TASK DETAILS
Check every line below for the word "this" and show those that hold it.

Extracted records:
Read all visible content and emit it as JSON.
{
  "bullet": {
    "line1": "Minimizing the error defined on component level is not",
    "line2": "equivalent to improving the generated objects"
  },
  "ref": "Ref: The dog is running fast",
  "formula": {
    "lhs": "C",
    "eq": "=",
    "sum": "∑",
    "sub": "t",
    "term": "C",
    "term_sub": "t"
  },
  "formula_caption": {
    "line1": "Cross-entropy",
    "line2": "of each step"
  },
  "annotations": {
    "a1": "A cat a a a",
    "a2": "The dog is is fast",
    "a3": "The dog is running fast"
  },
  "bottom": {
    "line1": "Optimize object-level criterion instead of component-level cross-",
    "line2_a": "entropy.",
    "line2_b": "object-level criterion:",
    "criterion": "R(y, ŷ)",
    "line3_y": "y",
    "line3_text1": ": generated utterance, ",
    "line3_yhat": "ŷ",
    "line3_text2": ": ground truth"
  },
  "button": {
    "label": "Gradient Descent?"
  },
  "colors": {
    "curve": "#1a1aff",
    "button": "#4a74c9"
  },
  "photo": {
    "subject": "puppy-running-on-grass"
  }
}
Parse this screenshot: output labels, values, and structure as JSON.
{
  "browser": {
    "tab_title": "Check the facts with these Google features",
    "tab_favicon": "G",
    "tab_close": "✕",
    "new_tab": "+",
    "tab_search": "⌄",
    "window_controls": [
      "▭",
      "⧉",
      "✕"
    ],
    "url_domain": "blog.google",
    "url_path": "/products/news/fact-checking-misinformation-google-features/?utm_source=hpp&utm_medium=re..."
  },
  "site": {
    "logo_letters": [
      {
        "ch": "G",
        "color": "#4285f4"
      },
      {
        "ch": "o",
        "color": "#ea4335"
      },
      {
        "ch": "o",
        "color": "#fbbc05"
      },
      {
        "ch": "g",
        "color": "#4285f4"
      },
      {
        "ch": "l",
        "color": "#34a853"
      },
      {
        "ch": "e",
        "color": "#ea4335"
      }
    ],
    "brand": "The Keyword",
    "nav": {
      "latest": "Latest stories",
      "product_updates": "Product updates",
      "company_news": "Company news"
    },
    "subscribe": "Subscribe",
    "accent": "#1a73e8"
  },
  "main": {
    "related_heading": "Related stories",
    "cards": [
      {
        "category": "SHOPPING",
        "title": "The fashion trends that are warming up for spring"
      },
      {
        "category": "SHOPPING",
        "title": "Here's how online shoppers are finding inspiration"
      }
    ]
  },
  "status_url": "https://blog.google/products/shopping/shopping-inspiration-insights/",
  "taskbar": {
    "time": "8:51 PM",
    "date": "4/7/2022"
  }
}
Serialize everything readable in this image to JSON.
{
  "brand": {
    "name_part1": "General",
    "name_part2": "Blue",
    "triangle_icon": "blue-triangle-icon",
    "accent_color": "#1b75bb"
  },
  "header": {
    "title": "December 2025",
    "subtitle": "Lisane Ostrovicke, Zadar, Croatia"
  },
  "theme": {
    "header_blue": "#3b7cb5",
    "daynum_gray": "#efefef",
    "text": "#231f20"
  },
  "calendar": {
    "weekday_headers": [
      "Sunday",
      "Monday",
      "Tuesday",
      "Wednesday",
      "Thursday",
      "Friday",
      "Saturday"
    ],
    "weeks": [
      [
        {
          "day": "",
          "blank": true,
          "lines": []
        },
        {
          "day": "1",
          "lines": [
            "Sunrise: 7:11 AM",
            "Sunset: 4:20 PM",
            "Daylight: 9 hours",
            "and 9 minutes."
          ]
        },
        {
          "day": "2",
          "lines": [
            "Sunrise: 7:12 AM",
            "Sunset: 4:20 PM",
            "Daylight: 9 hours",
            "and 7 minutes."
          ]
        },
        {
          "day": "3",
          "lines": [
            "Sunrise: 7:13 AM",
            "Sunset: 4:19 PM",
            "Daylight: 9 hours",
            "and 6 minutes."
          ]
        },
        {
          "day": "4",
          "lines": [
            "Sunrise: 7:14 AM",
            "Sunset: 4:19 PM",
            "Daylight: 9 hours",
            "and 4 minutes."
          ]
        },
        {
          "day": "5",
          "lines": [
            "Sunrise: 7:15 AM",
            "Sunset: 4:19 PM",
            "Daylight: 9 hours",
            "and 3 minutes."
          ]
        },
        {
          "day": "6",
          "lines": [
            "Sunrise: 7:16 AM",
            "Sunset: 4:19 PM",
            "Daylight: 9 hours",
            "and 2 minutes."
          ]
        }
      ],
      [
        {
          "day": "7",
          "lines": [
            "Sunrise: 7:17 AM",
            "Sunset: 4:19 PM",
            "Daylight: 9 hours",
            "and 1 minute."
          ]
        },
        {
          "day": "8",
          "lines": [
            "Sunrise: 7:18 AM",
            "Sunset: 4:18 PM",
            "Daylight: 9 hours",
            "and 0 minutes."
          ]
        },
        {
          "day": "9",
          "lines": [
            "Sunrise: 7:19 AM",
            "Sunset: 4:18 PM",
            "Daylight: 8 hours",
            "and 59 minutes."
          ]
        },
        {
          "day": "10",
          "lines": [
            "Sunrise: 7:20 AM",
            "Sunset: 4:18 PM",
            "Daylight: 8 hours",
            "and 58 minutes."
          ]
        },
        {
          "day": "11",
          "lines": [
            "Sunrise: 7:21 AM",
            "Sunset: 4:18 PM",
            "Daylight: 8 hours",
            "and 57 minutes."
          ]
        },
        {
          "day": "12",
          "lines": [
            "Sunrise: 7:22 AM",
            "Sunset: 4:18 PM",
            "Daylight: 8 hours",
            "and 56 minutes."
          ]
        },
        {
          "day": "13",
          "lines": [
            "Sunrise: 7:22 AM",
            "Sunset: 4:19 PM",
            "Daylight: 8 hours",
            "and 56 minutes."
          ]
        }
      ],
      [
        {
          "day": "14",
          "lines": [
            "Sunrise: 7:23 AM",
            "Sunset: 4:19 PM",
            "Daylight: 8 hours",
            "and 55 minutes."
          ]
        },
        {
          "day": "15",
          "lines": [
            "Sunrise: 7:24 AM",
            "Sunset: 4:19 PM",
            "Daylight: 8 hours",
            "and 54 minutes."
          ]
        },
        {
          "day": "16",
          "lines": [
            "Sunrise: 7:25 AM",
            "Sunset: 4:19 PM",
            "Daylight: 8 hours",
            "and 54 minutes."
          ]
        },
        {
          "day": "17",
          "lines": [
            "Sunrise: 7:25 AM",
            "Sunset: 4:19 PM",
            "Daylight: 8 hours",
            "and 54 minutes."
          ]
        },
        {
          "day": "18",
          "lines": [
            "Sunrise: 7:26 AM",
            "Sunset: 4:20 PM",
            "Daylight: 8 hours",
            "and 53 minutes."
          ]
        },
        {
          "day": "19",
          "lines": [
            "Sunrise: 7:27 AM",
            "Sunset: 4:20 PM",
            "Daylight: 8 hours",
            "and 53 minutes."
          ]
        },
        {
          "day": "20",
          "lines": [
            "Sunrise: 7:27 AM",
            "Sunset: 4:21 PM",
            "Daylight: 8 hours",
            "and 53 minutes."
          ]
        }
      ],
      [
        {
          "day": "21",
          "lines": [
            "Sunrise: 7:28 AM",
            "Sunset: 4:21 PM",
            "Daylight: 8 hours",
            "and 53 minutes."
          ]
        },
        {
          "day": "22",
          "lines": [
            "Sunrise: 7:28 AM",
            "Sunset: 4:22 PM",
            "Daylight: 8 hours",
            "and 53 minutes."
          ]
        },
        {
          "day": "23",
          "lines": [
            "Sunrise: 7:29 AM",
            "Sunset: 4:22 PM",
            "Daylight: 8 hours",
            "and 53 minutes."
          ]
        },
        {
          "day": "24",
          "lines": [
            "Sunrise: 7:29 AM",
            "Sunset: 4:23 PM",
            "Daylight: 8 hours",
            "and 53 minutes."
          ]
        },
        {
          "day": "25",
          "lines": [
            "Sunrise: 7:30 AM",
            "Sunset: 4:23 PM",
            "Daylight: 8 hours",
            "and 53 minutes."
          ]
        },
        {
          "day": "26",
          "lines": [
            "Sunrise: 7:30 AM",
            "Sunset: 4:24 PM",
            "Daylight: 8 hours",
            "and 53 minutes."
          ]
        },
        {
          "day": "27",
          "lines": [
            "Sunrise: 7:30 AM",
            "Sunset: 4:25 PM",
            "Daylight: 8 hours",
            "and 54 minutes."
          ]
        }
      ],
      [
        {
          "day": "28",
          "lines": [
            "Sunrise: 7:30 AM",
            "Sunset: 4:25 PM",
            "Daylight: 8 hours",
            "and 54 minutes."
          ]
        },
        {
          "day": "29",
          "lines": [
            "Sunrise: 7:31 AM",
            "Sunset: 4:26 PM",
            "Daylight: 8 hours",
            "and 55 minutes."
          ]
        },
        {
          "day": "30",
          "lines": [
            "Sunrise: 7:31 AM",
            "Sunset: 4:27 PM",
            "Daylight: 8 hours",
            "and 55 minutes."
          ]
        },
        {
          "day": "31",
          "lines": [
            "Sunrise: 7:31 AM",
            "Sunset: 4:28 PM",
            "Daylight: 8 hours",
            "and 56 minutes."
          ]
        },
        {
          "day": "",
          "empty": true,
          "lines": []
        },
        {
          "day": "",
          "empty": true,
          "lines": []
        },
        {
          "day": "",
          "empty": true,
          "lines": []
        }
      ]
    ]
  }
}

ANSWER TO THE TASK
Parse this screenshot: output labels, values, and structure as JSON.
Serialize everything readable in this image to JSON.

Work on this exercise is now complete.